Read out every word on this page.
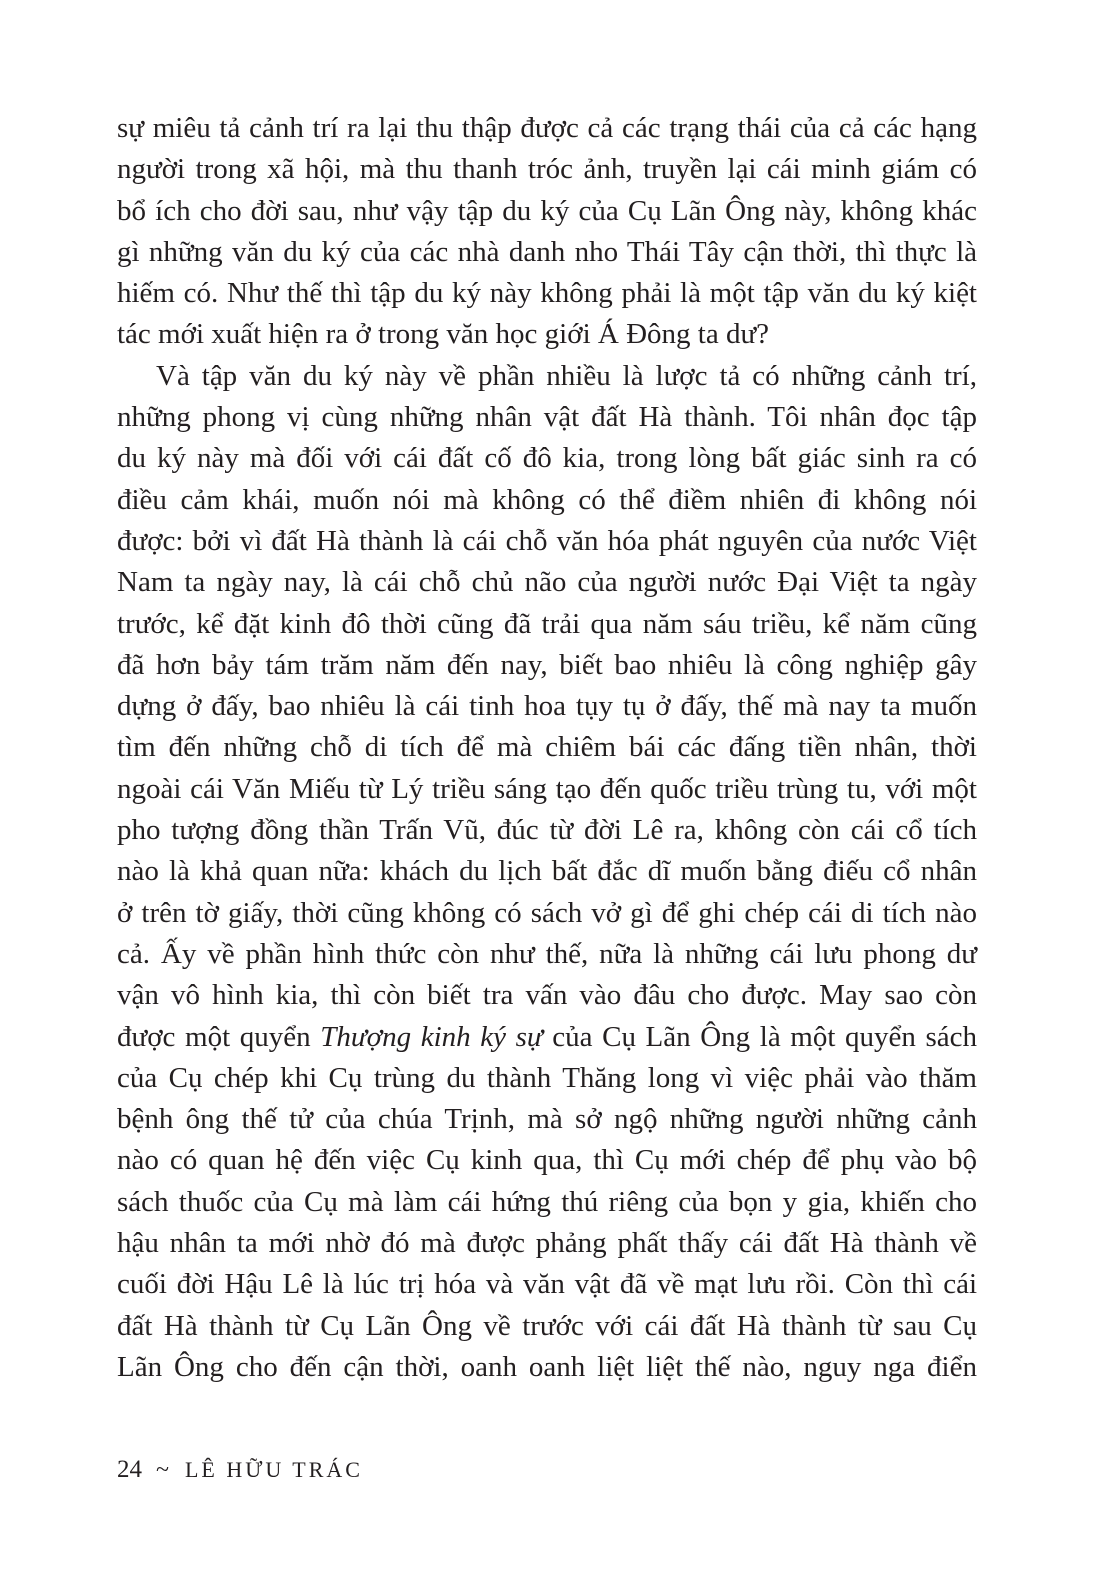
sự miêu tả cảnh trí ra lại thu thập được cả các trạng thái của cả các hạng
người trong xã hội, mà thu thanh tróc ảnh, truyền lại cái minh giám có
bổ ích cho đời sau, như vậy tập du ký của Cụ Lãn Ông này, không khác
gì những văn du ký của các nhà danh nho Thái Tây cận thời, thì thực là
hiếm có. Như thế thì tập du ký này không phải là một tập văn du ký kiệt
tác mới xuất hiện ra ở trong văn học giới Á Đông ta dư?
Và tập văn du ký này về phần nhiều là lược tả có những cảnh trí,
những phong vị cùng những nhân vật đất Hà thành. Tôi nhân đọc tập
du ký này mà đối với cái đất cố đô kia, trong lòng bất giác sinh ra có
điều cảm khái, muốn nói mà không có thể điềm nhiên đi không nói
được: bởi vì đất Hà thành là cái chỗ văn hóa phát nguyên của nước Việt
Nam ta ngày nay, là cái chỗ chủ não của người nước Đại Việt ta ngày
trước, kể đặt kinh đô thời cũng đã trải qua năm sáu triều, kể năm cũng
đã hơn bảy tám trăm năm đến nay, biết bao nhiêu là công nghiệp gây
dựng ở đấy, bao nhiêu là cái tinh hoa tụy tụ ở đấy, thế mà nay ta muốn
tìm đến những chỗ di tích để mà chiêm bái các đấng tiền nhân, thời
ngoài cái Văn Miếu từ Lý triều sáng tạo đến quốc triều trùng tu, với một
pho tượng đồng thần Trấn Vũ, đúc từ đời Lê ra, không còn cái cổ tích
nào là khả quan nữa: khách du lịch bất đắc dĩ muốn bằng điếu cổ nhân
ở trên tờ giấy, thời cũng không có sách vở gì để ghi chép cái di tích nào
cả. Ấy về phần hình thức còn như thế, nữa là những cái lưu phong dư
vận vô hình kia, thì còn biết tra vấn vào đâu cho được. May sao còn
được một quyển Thượng kinh ký sự của Cụ Lãn Ông là một quyển sách
của Cụ chép khi Cụ trùng du thành Thăng long vì việc phải vào thăm
bệnh ông thế tử của chúa Trịnh, mà sở ngộ những người những cảnh
nào có quan hệ đến việc Cụ kinh qua, thì Cụ mới chép để phụ vào bộ
sách thuốc của Cụ mà làm cái hứng thú riêng của bọn y gia, khiến cho
hậu nhân ta mới nhờ đó mà được phảng phất thấy cái đất Hà thành về
cuối đời Hậu Lê là lúc trị hóa và văn vật đã về mạt lưu rồi. Còn thì cái
đất Hà thành từ Cụ Lãn Ông về trước với cái đất Hà thành từ sau Cụ
Lãn Ông cho đến cận thời, oanh oanh liệt liệt thế nào, nguy nga điển
24 ~ LÊ HỮU TRÁC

= What you will do =
Pull every line containing "phong" from the material above.

= Output of the exercise =
những phong vị cùng những nhân vật đất Hà thành. Tôi nhân đọc tập
cả. Ấy về phần hình thức còn như thế, nữa là những cái lưu phong dư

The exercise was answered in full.